▶ Exercise:
Drop every picture and give the entries back exactly.

▶ Raw data:

○ ○ ○

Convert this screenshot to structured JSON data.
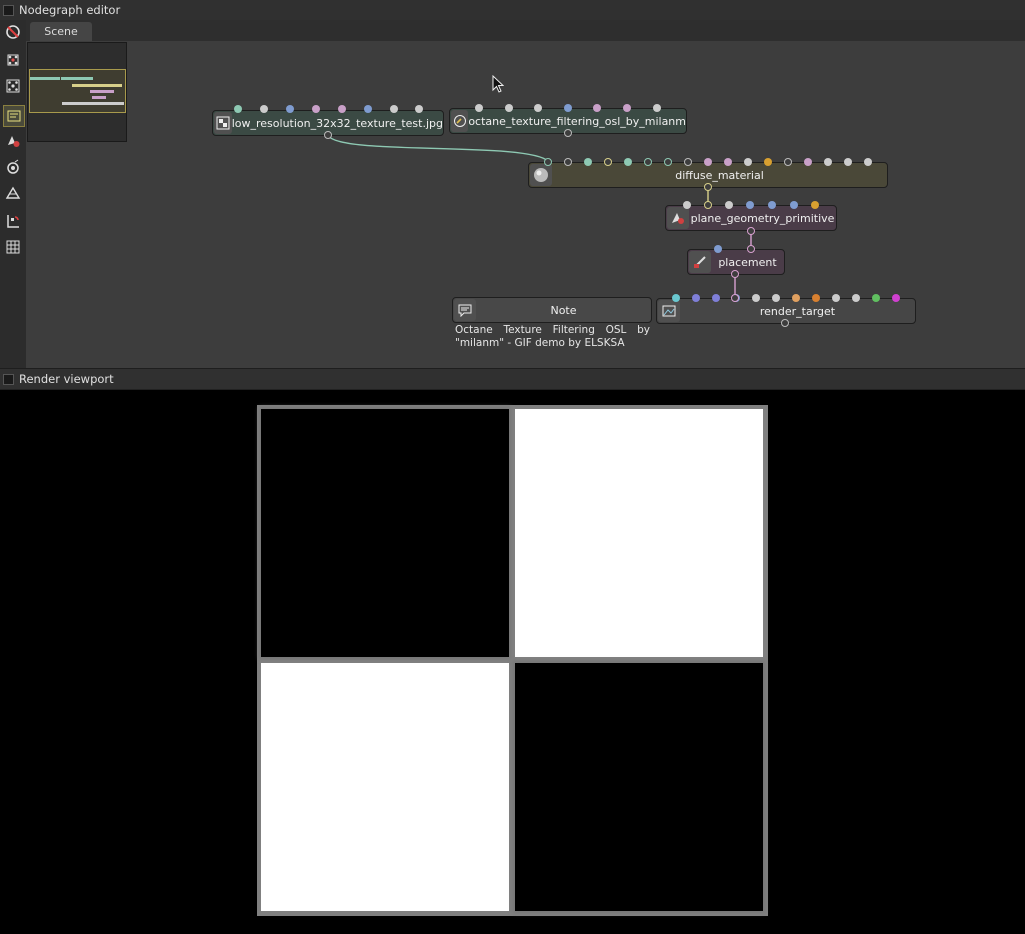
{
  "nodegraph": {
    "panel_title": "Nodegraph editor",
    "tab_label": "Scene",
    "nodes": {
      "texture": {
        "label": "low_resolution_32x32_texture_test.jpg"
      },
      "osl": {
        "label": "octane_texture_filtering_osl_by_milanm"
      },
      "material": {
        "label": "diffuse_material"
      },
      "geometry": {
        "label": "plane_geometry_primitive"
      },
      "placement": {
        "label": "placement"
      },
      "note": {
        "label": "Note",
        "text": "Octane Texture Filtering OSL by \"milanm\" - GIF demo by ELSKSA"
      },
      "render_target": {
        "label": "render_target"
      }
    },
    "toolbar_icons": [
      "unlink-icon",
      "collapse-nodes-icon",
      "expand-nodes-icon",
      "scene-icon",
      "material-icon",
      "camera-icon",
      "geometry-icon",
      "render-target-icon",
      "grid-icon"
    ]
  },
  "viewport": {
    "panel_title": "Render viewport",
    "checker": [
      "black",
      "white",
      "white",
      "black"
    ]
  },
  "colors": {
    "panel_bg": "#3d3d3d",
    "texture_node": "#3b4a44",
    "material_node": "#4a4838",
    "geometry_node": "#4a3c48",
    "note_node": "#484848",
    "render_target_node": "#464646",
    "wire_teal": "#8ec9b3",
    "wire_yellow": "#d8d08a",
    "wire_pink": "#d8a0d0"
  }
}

○ ○ ○

▶ Solved exercise:
Convert this screenshot to structured JSON data.
{
  "nodegraph": {
    "panel_title": "Nodegraph editor",
    "tab_label": "Scene",
    "nodes": {
      "texture": {
        "label": "low_resolution_32x32_texture_test.jpg"
      },
      "osl": {
        "label": "octane_texture_filtering_osl_by_milanm"
      },
      "material": {
        "label": "diffuse_material"
      },
      "geometry": {
        "label": "plane_geometry_primitive"
      },
      "placement": {
        "label": "placement"
      },
      "note": {
        "label": "Note",
        "text": "Octane Texture Filtering OSL by \"milanm\" - GIF demo by ELSKSA"
      },
      "render_target": {
        "label": "render_target"
      }
    },
    "toolbar_icons": [
      "unlink-icon",
      "collapse-nodes-icon",
      "expand-nodes-icon",
      "scene-icon",
      "material-icon",
      "camera-icon",
      "geometry-icon",
      "render-target-icon",
      "grid-icon"
    ]
  },
  "viewport": {
    "panel_title": "Render viewport",
    "checker": [
      "black",
      "white",
      "white",
      "black"
    ]
  },
  "colors": {
    "panel_bg": "#3d3d3d",
    "texture_node": "#3b4a44",
    "material_node": "#4a4838",
    "geometry_node": "#4a3c48",
    "note_node": "#484848",
    "render_target_node": "#464646",
    "wire_teal": "#8ec9b3",
    "wire_yellow": "#d8d08a",
    "wire_pink": "#d8a0d0"
  }
}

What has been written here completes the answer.